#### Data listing
--------------------------------

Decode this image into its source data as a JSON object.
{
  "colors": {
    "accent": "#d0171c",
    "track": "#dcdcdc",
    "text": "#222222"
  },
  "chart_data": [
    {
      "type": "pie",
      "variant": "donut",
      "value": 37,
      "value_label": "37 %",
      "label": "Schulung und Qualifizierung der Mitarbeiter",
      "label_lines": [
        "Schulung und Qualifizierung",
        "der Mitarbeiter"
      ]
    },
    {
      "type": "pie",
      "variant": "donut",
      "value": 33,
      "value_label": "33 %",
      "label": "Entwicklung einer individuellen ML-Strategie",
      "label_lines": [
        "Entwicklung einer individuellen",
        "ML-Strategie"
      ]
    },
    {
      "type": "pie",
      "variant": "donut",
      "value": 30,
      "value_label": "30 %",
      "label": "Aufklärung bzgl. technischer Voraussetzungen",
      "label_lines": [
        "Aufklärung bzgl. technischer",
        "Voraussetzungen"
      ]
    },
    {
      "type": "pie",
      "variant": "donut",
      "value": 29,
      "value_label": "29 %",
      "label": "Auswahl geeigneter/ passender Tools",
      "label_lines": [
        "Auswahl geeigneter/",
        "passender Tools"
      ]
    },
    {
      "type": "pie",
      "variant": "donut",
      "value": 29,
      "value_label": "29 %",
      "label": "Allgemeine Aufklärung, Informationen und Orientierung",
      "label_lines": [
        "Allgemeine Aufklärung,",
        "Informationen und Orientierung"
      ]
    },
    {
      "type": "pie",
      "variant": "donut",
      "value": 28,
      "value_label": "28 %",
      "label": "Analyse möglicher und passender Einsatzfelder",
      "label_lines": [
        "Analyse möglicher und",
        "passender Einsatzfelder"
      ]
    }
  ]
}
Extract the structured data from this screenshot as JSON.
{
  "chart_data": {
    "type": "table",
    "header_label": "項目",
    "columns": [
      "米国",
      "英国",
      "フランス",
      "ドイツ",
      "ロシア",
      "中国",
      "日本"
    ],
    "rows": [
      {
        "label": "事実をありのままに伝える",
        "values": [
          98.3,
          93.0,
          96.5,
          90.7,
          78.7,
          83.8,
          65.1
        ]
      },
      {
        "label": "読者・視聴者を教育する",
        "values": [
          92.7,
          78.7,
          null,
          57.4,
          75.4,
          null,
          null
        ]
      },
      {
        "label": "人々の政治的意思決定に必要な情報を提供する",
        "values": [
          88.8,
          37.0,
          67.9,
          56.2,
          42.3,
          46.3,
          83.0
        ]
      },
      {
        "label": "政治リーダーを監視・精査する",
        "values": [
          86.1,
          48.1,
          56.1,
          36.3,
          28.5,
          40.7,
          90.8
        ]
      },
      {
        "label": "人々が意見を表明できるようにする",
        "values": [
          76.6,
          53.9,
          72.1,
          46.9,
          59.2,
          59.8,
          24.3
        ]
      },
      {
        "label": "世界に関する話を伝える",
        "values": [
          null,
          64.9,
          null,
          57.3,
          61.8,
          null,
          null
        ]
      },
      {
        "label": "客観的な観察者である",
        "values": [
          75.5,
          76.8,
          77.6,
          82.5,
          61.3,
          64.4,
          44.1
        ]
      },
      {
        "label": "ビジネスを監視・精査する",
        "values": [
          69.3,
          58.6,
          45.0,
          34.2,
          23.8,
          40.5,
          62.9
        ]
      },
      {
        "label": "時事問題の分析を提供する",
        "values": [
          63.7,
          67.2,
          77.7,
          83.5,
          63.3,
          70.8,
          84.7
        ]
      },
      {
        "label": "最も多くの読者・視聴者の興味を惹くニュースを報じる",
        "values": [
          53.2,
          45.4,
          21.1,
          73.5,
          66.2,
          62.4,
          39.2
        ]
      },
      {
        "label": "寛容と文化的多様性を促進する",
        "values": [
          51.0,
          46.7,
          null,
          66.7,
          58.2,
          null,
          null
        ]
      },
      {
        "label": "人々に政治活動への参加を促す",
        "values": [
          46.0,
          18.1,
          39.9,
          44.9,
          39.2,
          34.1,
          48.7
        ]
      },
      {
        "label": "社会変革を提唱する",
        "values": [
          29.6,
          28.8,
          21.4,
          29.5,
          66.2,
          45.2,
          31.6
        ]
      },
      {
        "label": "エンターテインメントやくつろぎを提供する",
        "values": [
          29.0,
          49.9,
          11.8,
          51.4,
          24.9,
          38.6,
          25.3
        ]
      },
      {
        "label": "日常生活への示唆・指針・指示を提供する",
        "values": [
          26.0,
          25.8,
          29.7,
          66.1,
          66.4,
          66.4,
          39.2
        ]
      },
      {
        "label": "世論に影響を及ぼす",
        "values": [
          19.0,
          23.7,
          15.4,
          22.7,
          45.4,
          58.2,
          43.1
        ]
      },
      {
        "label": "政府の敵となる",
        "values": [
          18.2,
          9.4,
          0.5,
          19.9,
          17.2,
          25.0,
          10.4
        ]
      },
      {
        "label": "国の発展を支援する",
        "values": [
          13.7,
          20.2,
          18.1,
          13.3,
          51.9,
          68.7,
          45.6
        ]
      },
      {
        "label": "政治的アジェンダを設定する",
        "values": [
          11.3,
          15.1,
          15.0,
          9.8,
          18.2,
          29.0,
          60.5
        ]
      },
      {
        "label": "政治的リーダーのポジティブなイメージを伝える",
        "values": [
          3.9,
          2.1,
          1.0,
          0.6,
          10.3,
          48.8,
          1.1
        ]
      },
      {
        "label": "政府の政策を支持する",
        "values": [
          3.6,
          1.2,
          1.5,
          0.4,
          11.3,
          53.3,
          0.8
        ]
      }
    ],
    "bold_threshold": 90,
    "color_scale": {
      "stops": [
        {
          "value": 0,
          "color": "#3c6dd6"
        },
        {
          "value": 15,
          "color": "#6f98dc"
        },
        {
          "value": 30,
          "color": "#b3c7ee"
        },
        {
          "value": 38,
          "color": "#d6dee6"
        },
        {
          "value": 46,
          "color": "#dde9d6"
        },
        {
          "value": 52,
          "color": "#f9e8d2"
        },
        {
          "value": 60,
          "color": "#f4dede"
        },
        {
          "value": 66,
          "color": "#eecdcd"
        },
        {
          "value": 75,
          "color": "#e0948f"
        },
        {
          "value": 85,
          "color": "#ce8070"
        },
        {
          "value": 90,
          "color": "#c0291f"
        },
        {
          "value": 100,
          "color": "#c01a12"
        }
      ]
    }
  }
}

--------------------------------

#### TO DO
Please restate the whole listing word for word.

#### PROBLEM SOLUTION
Decode this image into its source data as a JSON object.
{
  "colors": {
    "accent": "#d0171c",
    "track": "#dcdcdc",
    "text": "#222222"
  },
  "chart_data": [
    {
      "type": "pie",
      "variant": "donut",
      "value": 37,
      "value_label": "37 %",
      "label": "Schulung und Qualifizierung der Mitarbeiter",
      "label_lines": [
        "Schulung und Qualifizierung",
        "der Mitarbeiter"
      ]
    },
    {
      "type": "pie",
      "variant": "donut",
      "value": 33,
      "value_label": "33 %",
      "label": "Entwicklung einer individuellen ML-Strategie",
      "label_lines": [
        "Entwicklung einer individuellen",
        "ML-Strategie"
      ]
    },
    {
      "type": "pie",
      "variant": "donut",
      "value": 30,
      "value_label": "30 %",
      "label": "Aufklärung bzgl. technischer Voraussetzungen",
      "label_lines": [
        "Aufklärung bzgl. technischer",
        "Voraussetzungen"
      ]
    },
    {
      "type": "pie",
      "variant": "donut",
      "value": 29,
      "value_label": "29 %",
      "label": "Auswahl geeigneter/ passender Tools",
      "label_lines": [
        "Auswahl geeigneter/",
        "passender Tools"
      ]
    },
    {
      "type": "pie",
      "variant": "donut",
      "value": 29,
      "value_label": "29 %",
      "label": "Allgemeine Aufklärung, Informationen und Orientierung",
      "label_lines": [
        "Allgemeine Aufklärung,",
        "Informationen und Orientierung"
      ]
    },
    {
      "type": "pie",
      "variant": "donut",
      "value": 28,
      "value_label": "28 %",
      "label": "Analyse möglicher und passender Einsatzfelder",
      "label_lines": [
        "Analyse möglicher und",
        "passender Einsatzfelder"
      ]
    }
  ]
}
Extract the structured data from this screenshot as JSON.
{
  "chart_data": {
    "type": "table",
    "header_label": "項目",
    "columns": [
      "米国",
      "英国",
      "フランス",
      "ドイツ",
      "ロシア",
      "中国",
      "日本"
    ],
    "rows": [
      {
        "label": "事実をありのままに伝える",
        "values": [
          98.3,
          93.0,
          96.5,
          90.7,
          78.7,
          83.8,
          65.1
        ]
      },
      {
        "label": "読者・視聴者を教育する",
        "values": [
          92.7,
          78.7,
          null,
          57.4,
          75.4,
          null,
          null
        ]
      },
      {
        "label": "人々の政治的意思決定に必要な情報を提供する",
        "values": [
          88.8,
          37.0,
          67.9,
          56.2,
          42.3,
          46.3,
          83.0
        ]
      },
      {
        "label": "政治リーダーを監視・精査する",
        "values": [
          86.1,
          48.1,
          56.1,
          36.3,
          28.5,
          40.7,
          90.8
        ]
      },
      {
        "label": "人々が意見を表明できるようにする",
        "values": [
          76.6,
          53.9,
          72.1,
          46.9,
          59.2,
          59.8,
          24.3
        ]
      },
      {
        "label": "世界に関する話を伝える",
        "values": [
          null,
          64.9,
          null,
          57.3,
          61.8,
          null,
          null
        ]
      },
      {
        "label": "客観的な観察者である",
        "values": [
          75.5,
          76.8,
          77.6,
          82.5,
          61.3,
          64.4,
          44.1
        ]
      },
      {
        "label": "ビジネスを監視・精査する",
        "values": [
          69.3,
          58.6,
          45.0,
          34.2,
          23.8,
          40.5,
          62.9
        ]
      },
      {
        "label": "時事問題の分析を提供する",
        "values": [
          63.7,
          67.2,
          77.7,
          83.5,
          63.3,
          70.8,
          84.7
        ]
      },
      {
        "label": "最も多くの読者・視聴者の興味を惹くニュースを報じる",
        "values": [
          53.2,
          45.4,
          21.1,
          73.5,
          66.2,
          62.4,
          39.2
        ]
      },
      {
        "label": "寛容と文化的多様性を促進する",
        "values": [
          51.0,
          46.7,
          null,
          66.7,
          58.2,
          null,
          null
        ]
      },
      {
        "label": "人々に政治活動への参加を促す",
        "values": [
          46.0,
          18.1,
          39.9,
          44.9,
          39.2,
          34.1,
          48.7
        ]
      },
      {
        "label": "社会変革を提唱する",
        "values": [
          29.6,
          28.8,
          21.4,
          29.5,
          66.2,
          45.2,
          31.6
        ]
      },
      {
        "label": "エンターテインメントやくつろぎを提供する",
        "values": [
          29.0,
          49.9,
          11.8,
          51.4,
          24.9,
          38.6,
          25.3
        ]
      },
      {
        "label": "日常生活への示唆・指針・指示を提供する",
        "values": [
          26.0,
          25.8,
          29.7,
          66.1,
          66.4,
          66.4,
          39.2
        ]
      },
      {
        "label": "世論に影響を及ぼす",
        "values": [
          19.0,
          23.7,
          15.4,
          22.7,
          45.4,
          58.2,
          43.1
        ]
      },
      {
        "label": "政府の敵となる",
        "values": [
          18.2,
          9.4,
          0.5,
          19.9,
          17.2,
          25.0,
          10.4
        ]
      },
      {
        "label": "国の発展を支援する",
        "values": [
          13.7,
          20.2,
          18.1,
          13.3,
          51.9,
          68.7,
          45.6
        ]
      },
      {
        "label": "政治的アジェンダを設定する",
        "values": [
          11.3,
          15.1,
          15.0,
          9.8,
          18.2,
          29.0,
          60.5
        ]
      },
      {
        "label": "政治的リーダーのポジティブなイメージを伝える",
        "values": [
          3.9,
          2.1,
          1.0,
          0.6,
          10.3,
          48.8,
          1.1
        ]
      },
      {
        "label": "政府の政策を支持する",
        "values": [
          3.6,
          1.2,
          1.5,
          0.4,
          11.3,
          53.3,
          0.8
        ]
      }
    ],
    "bold_threshold": 90,
    "color_scale": {
      "stops": [
        {
          "value": 0,
          "color": "#3c6dd6"
        },
        {
          "value": 15,
          "color": "#6f98dc"
        },
        {
          "value": 30,
          "color": "#b3c7ee"
        },
        {
          "value": 38,
          "color": "#d6dee6"
        },
        {
          "value": 46,
          "color": "#dde9d6"
        },
        {
          "value": 52,
          "color": "#f9e8d2"
        },
        {
          "value": 60,
          "color": "#f4dede"
        },
        {
          "value": 66,
          "color": "#eecdcd"
        },
        {
          "value": 75,
          "color": "#e0948f"
        },
        {
          "value": 85,
          "color": "#ce8070"
        },
        {
          "value": 90,
          "color": "#c0291f"
        },
        {
          "value": 100,
          "color": "#c01a12"
        }
      ]
    }
  }
}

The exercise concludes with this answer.